The problem
Take the line that contains "Decode this image" as the first line and the last line of the material below as the final one; reproduce exactly the lines between, inclusive.

Some records
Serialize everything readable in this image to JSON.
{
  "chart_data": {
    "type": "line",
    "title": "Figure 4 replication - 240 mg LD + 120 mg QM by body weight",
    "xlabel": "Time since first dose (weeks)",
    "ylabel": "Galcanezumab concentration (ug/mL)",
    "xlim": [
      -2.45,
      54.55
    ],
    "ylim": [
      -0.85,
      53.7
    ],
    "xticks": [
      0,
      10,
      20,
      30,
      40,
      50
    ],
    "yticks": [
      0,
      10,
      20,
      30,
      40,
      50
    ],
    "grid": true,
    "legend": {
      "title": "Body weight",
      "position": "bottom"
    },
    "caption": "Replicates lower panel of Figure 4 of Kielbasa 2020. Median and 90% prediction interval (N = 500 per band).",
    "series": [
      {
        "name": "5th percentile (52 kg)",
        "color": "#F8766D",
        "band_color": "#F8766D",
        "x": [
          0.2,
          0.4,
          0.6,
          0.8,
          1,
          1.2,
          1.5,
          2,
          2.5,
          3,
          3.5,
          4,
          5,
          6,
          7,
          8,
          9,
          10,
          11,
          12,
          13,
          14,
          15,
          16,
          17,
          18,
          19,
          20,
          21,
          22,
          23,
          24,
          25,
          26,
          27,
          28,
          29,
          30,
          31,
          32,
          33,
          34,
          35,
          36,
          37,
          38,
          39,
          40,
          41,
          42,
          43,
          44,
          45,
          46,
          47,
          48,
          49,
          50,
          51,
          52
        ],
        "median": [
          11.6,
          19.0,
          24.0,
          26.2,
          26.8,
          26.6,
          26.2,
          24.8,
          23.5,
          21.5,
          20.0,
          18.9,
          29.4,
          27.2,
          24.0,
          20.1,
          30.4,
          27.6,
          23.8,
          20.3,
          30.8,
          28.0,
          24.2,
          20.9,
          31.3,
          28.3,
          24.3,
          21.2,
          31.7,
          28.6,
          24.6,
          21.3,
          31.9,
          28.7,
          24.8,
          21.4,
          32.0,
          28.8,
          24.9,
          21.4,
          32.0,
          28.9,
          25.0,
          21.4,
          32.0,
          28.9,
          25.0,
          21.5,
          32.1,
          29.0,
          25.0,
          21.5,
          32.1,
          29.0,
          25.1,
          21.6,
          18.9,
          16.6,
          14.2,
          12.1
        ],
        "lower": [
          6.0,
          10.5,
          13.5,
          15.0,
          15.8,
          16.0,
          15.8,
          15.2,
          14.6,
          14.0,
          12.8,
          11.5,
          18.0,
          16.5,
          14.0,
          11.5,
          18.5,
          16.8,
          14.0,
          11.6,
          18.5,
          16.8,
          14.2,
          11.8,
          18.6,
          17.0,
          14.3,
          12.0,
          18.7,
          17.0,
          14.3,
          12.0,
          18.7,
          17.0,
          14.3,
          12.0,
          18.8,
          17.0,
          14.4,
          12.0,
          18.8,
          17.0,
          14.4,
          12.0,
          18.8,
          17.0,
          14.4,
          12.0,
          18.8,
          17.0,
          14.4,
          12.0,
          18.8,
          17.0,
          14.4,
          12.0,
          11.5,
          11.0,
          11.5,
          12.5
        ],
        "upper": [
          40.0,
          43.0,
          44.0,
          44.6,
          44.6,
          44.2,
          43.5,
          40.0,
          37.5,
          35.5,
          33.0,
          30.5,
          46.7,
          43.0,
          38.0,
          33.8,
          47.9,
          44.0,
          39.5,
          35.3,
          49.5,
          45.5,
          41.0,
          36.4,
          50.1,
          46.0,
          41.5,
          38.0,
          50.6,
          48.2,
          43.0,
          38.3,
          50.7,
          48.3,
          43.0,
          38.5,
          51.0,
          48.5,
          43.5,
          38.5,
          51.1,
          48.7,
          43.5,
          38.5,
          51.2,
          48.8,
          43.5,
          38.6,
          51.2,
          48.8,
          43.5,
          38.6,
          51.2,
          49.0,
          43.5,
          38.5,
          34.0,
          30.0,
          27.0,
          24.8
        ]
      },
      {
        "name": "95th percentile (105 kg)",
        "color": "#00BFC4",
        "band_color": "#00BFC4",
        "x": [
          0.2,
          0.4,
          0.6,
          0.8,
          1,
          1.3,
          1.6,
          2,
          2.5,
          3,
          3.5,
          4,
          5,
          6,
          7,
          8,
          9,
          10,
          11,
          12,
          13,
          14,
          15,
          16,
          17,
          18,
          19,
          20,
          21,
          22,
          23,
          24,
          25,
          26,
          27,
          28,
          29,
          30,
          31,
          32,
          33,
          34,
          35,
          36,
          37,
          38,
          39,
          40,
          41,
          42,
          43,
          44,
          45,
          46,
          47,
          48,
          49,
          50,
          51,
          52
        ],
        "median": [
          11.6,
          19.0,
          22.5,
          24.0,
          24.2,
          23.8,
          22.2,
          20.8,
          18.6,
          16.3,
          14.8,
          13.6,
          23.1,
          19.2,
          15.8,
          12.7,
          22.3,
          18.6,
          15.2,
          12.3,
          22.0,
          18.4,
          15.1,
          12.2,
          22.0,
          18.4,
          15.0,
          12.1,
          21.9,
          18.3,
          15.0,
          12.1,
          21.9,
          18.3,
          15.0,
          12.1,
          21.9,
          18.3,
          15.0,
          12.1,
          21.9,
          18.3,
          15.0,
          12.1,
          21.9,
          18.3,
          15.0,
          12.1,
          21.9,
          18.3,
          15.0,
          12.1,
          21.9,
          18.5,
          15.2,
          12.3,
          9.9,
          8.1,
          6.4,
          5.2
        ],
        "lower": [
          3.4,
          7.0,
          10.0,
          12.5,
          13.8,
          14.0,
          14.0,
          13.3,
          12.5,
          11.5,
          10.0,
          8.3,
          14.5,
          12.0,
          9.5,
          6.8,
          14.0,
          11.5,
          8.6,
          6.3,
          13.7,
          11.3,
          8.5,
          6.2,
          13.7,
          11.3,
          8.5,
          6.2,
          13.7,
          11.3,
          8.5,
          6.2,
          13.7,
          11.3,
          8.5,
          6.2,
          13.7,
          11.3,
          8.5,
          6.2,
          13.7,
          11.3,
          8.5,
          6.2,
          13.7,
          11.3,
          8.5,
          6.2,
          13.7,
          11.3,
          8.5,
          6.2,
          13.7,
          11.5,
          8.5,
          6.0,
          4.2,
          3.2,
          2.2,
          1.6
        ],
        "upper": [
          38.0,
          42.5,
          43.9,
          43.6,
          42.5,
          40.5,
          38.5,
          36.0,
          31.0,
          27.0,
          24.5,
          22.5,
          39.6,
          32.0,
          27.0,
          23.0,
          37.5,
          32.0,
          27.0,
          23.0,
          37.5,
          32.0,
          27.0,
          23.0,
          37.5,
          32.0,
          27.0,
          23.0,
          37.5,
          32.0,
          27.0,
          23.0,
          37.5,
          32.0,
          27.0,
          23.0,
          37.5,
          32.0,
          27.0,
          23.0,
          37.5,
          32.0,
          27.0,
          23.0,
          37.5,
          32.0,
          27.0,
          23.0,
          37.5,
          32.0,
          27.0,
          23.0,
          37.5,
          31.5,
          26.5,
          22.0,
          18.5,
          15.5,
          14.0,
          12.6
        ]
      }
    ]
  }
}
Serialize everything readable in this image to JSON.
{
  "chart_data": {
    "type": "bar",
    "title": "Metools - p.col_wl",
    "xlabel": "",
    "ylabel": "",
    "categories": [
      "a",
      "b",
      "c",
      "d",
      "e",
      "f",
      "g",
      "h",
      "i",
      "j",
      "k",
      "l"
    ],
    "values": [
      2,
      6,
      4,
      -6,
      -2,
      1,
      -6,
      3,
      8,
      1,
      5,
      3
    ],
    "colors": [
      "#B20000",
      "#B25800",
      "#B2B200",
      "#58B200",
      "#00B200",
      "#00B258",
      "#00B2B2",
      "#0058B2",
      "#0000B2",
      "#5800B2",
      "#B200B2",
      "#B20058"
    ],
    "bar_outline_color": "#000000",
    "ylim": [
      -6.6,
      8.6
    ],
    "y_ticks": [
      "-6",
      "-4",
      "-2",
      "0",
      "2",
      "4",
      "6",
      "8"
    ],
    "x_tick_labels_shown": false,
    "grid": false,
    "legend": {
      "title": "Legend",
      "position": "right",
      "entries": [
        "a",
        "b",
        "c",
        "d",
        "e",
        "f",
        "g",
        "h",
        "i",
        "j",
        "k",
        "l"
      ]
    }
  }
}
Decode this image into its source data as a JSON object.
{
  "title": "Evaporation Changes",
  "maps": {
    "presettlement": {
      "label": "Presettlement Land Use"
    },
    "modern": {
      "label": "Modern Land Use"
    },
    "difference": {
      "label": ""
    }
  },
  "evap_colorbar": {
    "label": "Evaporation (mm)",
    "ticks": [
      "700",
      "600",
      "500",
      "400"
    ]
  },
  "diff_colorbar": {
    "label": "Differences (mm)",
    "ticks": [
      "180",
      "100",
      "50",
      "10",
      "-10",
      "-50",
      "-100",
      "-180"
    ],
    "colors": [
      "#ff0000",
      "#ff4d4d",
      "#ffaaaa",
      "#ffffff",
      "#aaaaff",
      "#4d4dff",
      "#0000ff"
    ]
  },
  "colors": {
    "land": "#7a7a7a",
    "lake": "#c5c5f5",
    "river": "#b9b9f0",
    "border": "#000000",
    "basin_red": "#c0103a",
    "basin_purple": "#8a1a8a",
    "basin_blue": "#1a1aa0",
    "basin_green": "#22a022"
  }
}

Problem solution
Decode this image into its source data as a JSON object.
{
  "title": "Evaporation Changes",
  "maps": {
    "presettlement": {
      "label": "Presettlement Land Use"
    },
    "modern": {
      "label": "Modern Land Use"
    },
    "difference": {
      "label": ""
    }
  },
  "evap_colorbar": {
    "label": "Evaporation (mm)",
    "ticks": [
      "700",
      "600",
      "500",
      "400"
    ]
  },
  "diff_colorbar": {
    "label": "Differences (mm)",
    "ticks": [
      "180",
      "100",
      "50",
      "10",
      "-10",
      "-50",
      "-100",
      "-180"
    ],
    "colors": [
      "#ff0000",
      "#ff4d4d",
      "#ffaaaa",
      "#ffffff",
      "#aaaaff",
      "#4d4dff",
      "#0000ff"
    ]
  },
  "colors": {
    "land": "#7a7a7a",
    "lake": "#c5c5f5",
    "river": "#b9b9f0",
    "border": "#000000",
    "basin_red": "#c0103a",
    "basin_purple": "#8a1a8a",
    "basin_blue": "#1a1aa0",
    "basin_green": "#22a022"
  }
}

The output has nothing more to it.